Dataset items:
======
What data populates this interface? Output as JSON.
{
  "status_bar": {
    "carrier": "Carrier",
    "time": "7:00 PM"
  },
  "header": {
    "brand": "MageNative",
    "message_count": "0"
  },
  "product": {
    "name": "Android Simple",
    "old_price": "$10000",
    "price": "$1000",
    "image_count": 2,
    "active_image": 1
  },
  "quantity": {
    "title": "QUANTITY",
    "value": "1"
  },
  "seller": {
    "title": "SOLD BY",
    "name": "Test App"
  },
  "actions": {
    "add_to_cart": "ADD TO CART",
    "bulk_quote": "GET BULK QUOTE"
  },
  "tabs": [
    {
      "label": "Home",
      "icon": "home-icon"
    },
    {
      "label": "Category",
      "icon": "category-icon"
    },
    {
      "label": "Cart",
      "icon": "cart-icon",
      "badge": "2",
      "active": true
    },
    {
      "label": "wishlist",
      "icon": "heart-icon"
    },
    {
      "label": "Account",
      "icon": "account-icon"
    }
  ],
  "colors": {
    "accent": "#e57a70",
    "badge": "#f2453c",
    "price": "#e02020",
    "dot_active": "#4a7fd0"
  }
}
======
__THE TASK__
Extract all lines as given.

__EXERCISE SOLUTION__
What data populates this interface? Output as JSON.
{
  "status_bar": {
    "carrier": "Carrier",
    "time": "7:00 PM"
  },
  "header": {
    "brand": "MageNative",
    "message_count": "0"
  },
  "product": {
    "name": "Android Simple",
    "old_price": "$10000",
    "price": "$1000",
    "image_count": 2,
    "active_image": 1
  },
  "quantity": {
    "title": "QUANTITY",
    "value": "1"
  },
  "seller": {
    "title": "SOLD BY",
    "name": "Test App"
  },
  "actions": {
    "add_to_cart": "ADD TO CART",
    "bulk_quote": "GET BULK QUOTE"
  },
  "tabs": [
    {
      "label": "Home",
      "icon": "home-icon"
    },
    {
      "label": "Category",
      "icon": "category-icon"
    },
    {
      "label": "Cart",
      "icon": "cart-icon",
      "badge": "2",
      "active": true
    },
    {
      "label": "wishlist",
      "icon": "heart-icon"
    },
    {
      "label": "Account",
      "icon": "account-icon"
    }
  ],
  "colors": {
    "accent": "#e57a70",
    "badge": "#f2453c",
    "price": "#e02020",
    "dot_active": "#4a7fd0"
  }
}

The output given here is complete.